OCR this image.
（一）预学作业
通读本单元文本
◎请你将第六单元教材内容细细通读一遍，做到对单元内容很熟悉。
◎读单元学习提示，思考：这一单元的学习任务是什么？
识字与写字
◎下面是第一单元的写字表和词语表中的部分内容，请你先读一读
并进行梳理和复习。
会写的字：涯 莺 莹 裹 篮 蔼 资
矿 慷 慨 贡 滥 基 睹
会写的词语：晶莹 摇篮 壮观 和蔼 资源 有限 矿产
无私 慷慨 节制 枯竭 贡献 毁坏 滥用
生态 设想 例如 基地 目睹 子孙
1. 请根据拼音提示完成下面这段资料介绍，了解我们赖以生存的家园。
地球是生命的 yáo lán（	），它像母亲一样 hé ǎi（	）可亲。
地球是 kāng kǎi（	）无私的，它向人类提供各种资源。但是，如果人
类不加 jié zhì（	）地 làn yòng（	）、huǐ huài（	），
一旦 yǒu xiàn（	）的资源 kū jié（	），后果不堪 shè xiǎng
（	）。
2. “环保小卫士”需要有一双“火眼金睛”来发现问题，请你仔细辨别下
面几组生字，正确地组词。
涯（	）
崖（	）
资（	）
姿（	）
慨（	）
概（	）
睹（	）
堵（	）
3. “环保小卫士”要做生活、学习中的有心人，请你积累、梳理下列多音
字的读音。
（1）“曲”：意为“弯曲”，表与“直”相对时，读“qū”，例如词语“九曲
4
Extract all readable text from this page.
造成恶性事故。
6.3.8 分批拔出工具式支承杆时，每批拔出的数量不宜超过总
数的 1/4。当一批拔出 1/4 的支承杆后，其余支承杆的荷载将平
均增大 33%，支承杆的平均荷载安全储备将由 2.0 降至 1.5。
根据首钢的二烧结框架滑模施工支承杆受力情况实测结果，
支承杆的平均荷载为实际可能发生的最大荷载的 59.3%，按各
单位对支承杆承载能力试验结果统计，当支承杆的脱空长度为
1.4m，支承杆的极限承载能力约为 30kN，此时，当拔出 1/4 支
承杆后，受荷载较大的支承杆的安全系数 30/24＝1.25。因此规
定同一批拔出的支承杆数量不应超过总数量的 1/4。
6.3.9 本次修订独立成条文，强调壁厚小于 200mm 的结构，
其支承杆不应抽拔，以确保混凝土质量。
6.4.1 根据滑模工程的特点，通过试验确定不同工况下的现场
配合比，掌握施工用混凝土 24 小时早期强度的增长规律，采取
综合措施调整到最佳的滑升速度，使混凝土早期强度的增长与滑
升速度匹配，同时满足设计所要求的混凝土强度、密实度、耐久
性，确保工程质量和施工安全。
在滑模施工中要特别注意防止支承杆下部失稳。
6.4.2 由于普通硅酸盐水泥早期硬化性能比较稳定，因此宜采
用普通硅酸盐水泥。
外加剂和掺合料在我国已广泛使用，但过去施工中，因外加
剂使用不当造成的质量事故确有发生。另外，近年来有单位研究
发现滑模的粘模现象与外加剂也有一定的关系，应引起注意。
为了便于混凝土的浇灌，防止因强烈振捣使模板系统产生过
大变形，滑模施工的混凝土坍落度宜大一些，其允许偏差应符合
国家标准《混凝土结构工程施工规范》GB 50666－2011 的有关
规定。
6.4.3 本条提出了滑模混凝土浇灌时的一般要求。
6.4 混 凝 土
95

Exercise aim: Search the records for the word "this", then list every line that has it.

The answer:
OCR this image.
Extract all readable text from this page.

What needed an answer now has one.